━━━ DATA ROWS

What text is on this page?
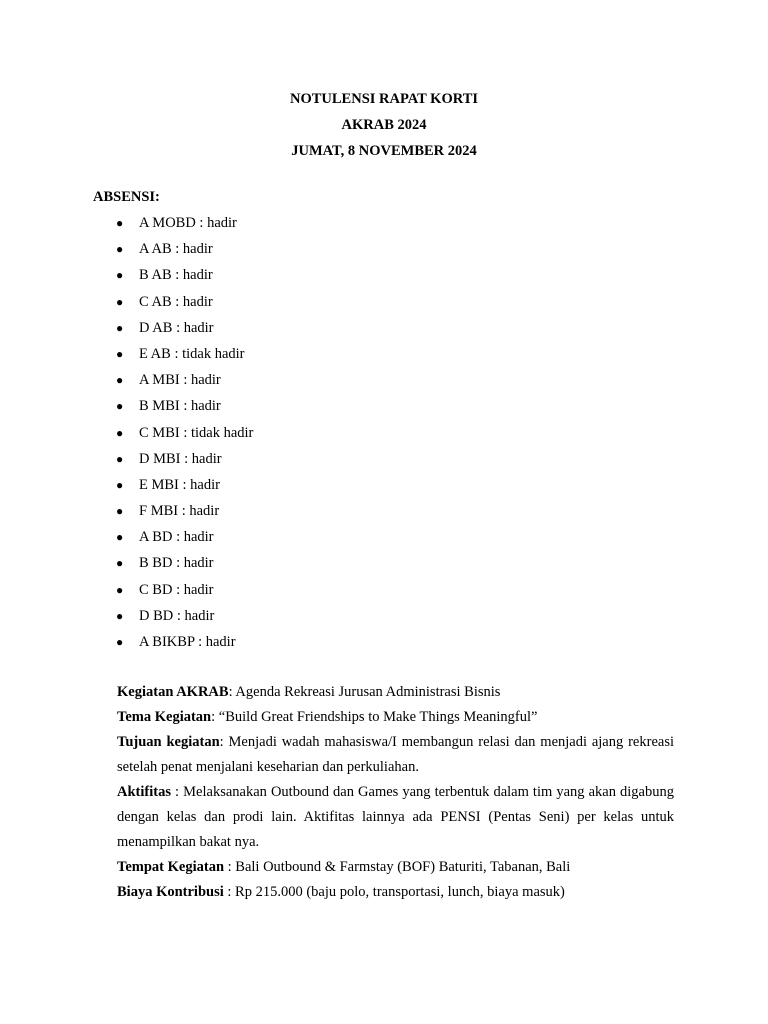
NOTULENSI RAPAT KORTI
AKRAB 2024
JUMAT, 8 NOVEMBER 2024
ABSENSI:
● A MOBD : hadir
● A AB : hadir
● B AB : hadir
● C AB : hadir
● D AB : hadir
● E AB : tidak hadir
● A MBI : hadir
● B MBI : hadir
● C MBI : tidak hadir
● D MBI : hadir
● E MBI : hadir
● F MBI : hadir
● A BD : hadir
● B BD : hadir
● C BD : hadir
● D BD : hadir
● A BIKBP : hadir

Kegiatan AKRAB: Agenda Rekreasi Jurusan Administrasi Bisnis

Tema Kegiatan: “Build Great Friendships to Make Things Meaningful”

Tujuan kegiatan: Menjadi wadah mahasiswa/I membangun relasi dan menjadi ajang rekreasi setelah penat menjalani keseharian dan perkuliahan.

Aktifitas : Melaksanakan Outbound dan Games yang terbentuk dalam tim yang akan digabung dengan kelas dan prodi lain. Aktifitas lainnya ada PENSI (Pentas Seni) per kelas untuk menampilkan bakat nya.

Tempat Kegiatan : Bali Outbound & Farmstay (BOF) Baturiti, Tabanan, Bali

Biaya Kontribusi : Rp 215.000 (baju polo, transportasi, lunch, biaya masuk)
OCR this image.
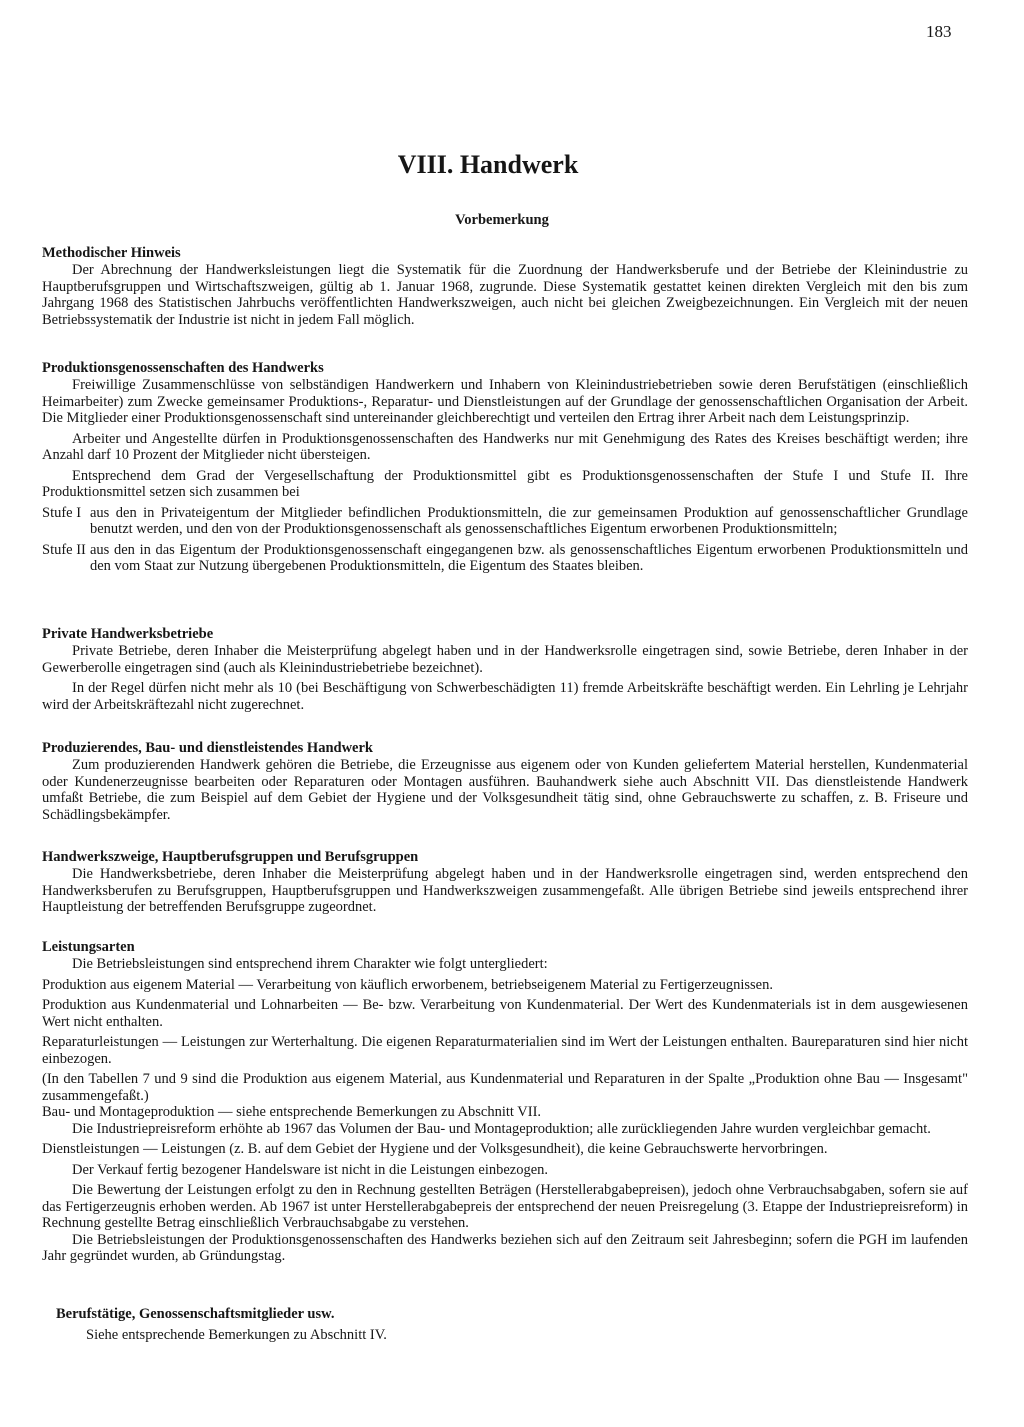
183
VIII. Handwerk
Vorbemerkung

Methodischer Hinweis

Der Abrechnung der Handwerksleistungen liegt die Systematik für die Zuordnung der Handwerksberufe und der Betriebe der Kleinindustrie zu Hauptberufsgruppen und Wirtschaftszweigen, gültig ab 1. Januar 1968, zugrunde. Diese Systematik gestattet keinen direkten Vergleich mit den bis zum Jahrgang 1968 des Statistischen Jahrbuchs veröffentlichten Handwerkszweigen, auch nicht bei gleichen Zweigbezeichnungen. Ein Vergleich mit der neuen Betriebssystematik der Industrie ist nicht in jedem Fall möglich.

Produktionsgenossenschaften des Handwerks

Freiwillige Zusammenschlüsse von selbständigen Handwerkern und Inhabern von Kleinindustriebetrieben sowie deren Berufstätigen (einschließlich Heimarbeiter) zum Zwecke gemeinsamer Produktions-, Reparatur- und Dienstleistungen auf der Grundlage der genossenschaftlichen Organisation der Arbeit. Die Mitglieder einer Produktionsgenossenschaft sind untereinander gleichberechtigt und verteilen den Ertrag ihrer Arbeit nach dem Leistungsprinzip.

Arbeiter und Angestellte dürfen in Produktionsgenossenschaften des Handwerks nur mit Genehmigung des Rates des Kreises beschäftigt werden; ihre Anzahl darf 10 Prozent der Mitglieder nicht übersteigen.

Entsprechend dem Grad der Vergesellschaftung der Produktionsmittel gibt es Produktionsgenossenschaften der Stufe I und Stufe II. Ihre Produktionsmittel setzen sich zusammen bei

Stufe I aus den in Privateigentum der Mitglieder befindlichen Produktionsmitteln, die zur gemeinsamen Produktion auf genossenschaftlicher Grundlage benutzt werden, und den von der Produktionsgenossenschaft als genossenschaftliches Eigentum erworbenen Produktionsmitteln;
Stufe II aus den in das Eigentum der Produktionsgenossenschaft eingegangenen bzw. als genossenschaftliches Eigentum erworbenen Produktionsmitteln und den vom Staat zur Nutzung übergebenen Produktionsmitteln, die Eigentum des Staates bleiben.

Private Handwerksbetriebe

Private Betriebe, deren Inhaber die Meisterprüfung abgelegt haben und in der Handwerksrolle eingetragen sind, sowie Betriebe, deren Inhaber in der Gewerberolle eingetragen sind (auch als Kleinindustriebetriebe bezeichnet).

In der Regel dürfen nicht mehr als 10 (bei Beschäftigung von Schwerbeschädigten 11) fremde Arbeitskräfte beschäftigt werden. Ein Lehrling je Lehrjahr wird der Arbeitskräftezahl nicht zugerechnet.

Produzierendes, Bau- und dienstleistendes Handwerk

Zum produzierenden Handwerk gehören die Betriebe, die Erzeugnisse aus eigenem oder von Kunden geliefertem Material herstellen, Kundenmaterial oder Kundenerzeugnisse bearbeiten oder Reparaturen oder Montagen ausführen. Bauhandwerk siehe auch Abschnitt VII. Das dienstleistende Handwerk umfaßt Betriebe, die zum Beispiel auf dem Gebiet der Hygiene und der Volksgesundheit tätig sind, ohne Gebrauchswerte zu schaffen, z. B. Friseure und Schädlingsbekämpfer.

Handwerkszweige, Hauptberufsgruppen und Berufsgruppen

Die Handwerksbetriebe, deren Inhaber die Meisterprüfung abgelegt haben und in der Handwerksrolle eingetragen sind, werden entsprechend den Handwerksberufen zu Berufsgruppen, Hauptberufsgruppen und Handwerkszweigen zusammengefaßt. Alle übrigen Betriebe sind jeweils entsprechend ihrer Hauptleistung der betreffenden Berufsgruppe zugeordnet.

Leistungsarten

Die Betriebsleistungen sind entsprechend ihrem Charakter wie folgt untergliedert:

Produktion aus eigenem Material — Verarbeitung von käuflich erworbenem, betriebseigenem Material zu Fertigerzeugnissen.

Produktion aus Kundenmaterial und Lohnarbeiten — Be- bzw. Verarbeitung von Kundenmaterial. Der Wert des Kundenmaterials ist in dem ausgewiesenen Wert nicht enthalten.

Reparaturleistungen — Leistungen zur Werterhaltung. Die eigenen Reparaturmaterialien sind im Wert der Leistungen enthalten. Baureparaturen sind hier nicht einbezogen.

(In den Tabellen 7 und 9 sind die Produktion aus eigenem Material, aus Kundenmaterial und Reparaturen in der Spalte „Produktion ohne Bau — Insgesamt" zusammengefaßt.)

Bau- und Montageproduktion — siehe entsprechende Bemerkungen zu Abschnitt VII.

Die Industriepreisreform erhöhte ab 1967 das Volumen der Bau- und Montageproduktion; alle zurückliegenden Jahre wurden vergleichbar gemacht.

Dienstleistungen — Leistungen (z. B. auf dem Gebiet der Hygiene und der Volksgesundheit), die keine Gebrauchswerte hervorbringen.

Der Verkauf fertig bezogener Handelsware ist nicht in die Leistungen einbezogen.

Die Bewertung der Leistungen erfolgt zu den in Rechnung gestellten Beträgen (Herstellerabgabepreisen), jedoch ohne Verbrauchsabgaben, sofern sie auf das Fertigerzeugnis erhoben werden. Ab 1967 ist unter Herstellerabgabepreis der entsprechend der neuen Preisregelung (3. Etappe der Industriepreisreform) in Rechnung gestellte Betrag einschließlich Verbrauchsabgabe zu verstehen.

Die Betriebsleistungen der Produktionsgenossenschaften des Handwerks beziehen sich auf den Zeitraum seit Jahresbeginn; sofern die PGH im laufenden Jahr gegründet wurden, ab Gründungstag.

Berufstätige, Genossenschaftsmitglieder usw.

Siehe entsprechende Bemerkungen zu Abschnitt IV.
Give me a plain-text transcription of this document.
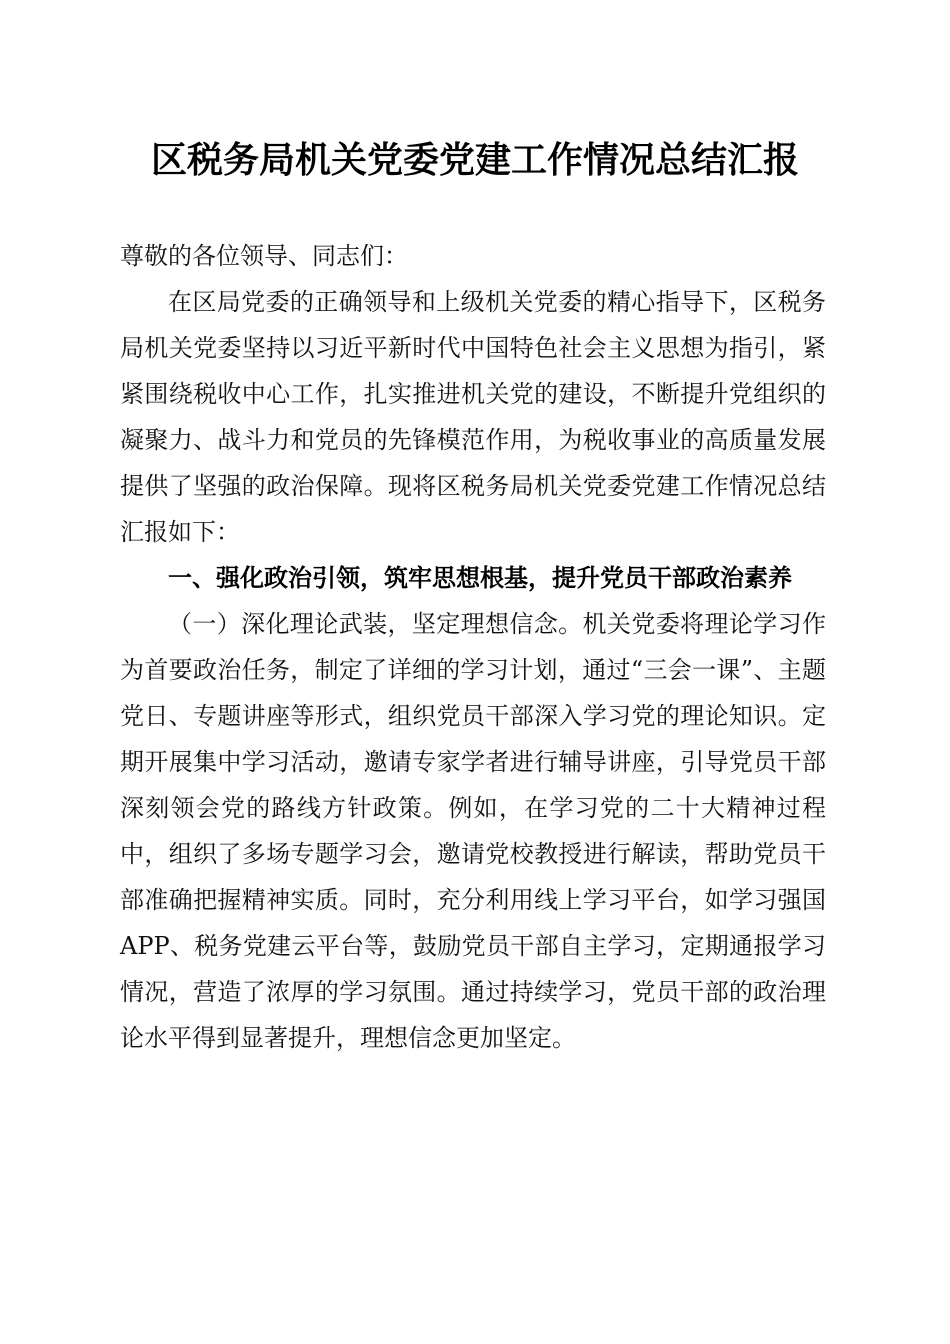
区税务局机关党委党建工作情况总结汇报

尊敬的各位领导、同志们：

在区局党委的正确领导和上级机关党委的精心指导下，区税务局机关党委坚持以习近平新时代中国特色社会主义思想为指引，紧紧围绕税收中心工作，扎实推进机关党的建设，不断提升党组织的凝聚力、战斗力和党员的先锋模范作用，为税收事业的高质量发展提供了坚强的政治保障。现将区税务局机关党委党建工作情况总结汇报如下：

一、强化政治引领，筑牢思想根基，提升党员干部政治素养

（一）深化理论武装，坚定理想信念。机关党委将理论学习作为首要政治任务，制定了详细的学习计划，通过“三会一课”、主题党日、专题讲座等形式，组织党员干部深入学习党的理论知识。定期开展集中学习活动，邀请专家学者进行辅导讲座，引导党员干部深刻领会党的路线方针政策。例如，在学习党的二十大精神过程中，组织了多场专题学习会，邀请党校教授进行解读，帮助党员干部准确把握精神实质。同时，充分利用线上学习平台，如学习强国APP、税务党建云平台等，鼓励党员干部自主学习，定期通报学习情况，营造了浓厚的学习氛围。通过持续学习，党员干部的政治理论水平得到显著提升，理想信念更加坚定。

━━━━━━

WHAT YOU WILL DO> Copy each line that contains the word "sowie".

RESPONSE TO THIS EXERCISE>
Freiwillige Zusammenschlüsse von selbständigen Handwerkern und Inhabern von Kleinindustriebetrieben sowie deren Berufstätigen (einschließlich Heimarbeiter) zum Zwecke gemeinsamer Produktions-, Reparatur- und Dienstleistungen auf der Grundlage der genossenschaftlichen Organisation der Arbeit. Die Mitglieder einer Produktionsgenossenschaft sind untereinander gleichberechtigt und verteilen den Ertrag ihrer Arbeit nach dem Leistungsprinzip.
Private Betriebe, deren Inhaber die Meisterprüfung abgelegt haben und in der Handwerksrolle eingetragen sind, sowie Betriebe, deren Inhaber in der Gewerberolle eingetragen sind (auch als Kleinindustriebetriebe bezeichnet).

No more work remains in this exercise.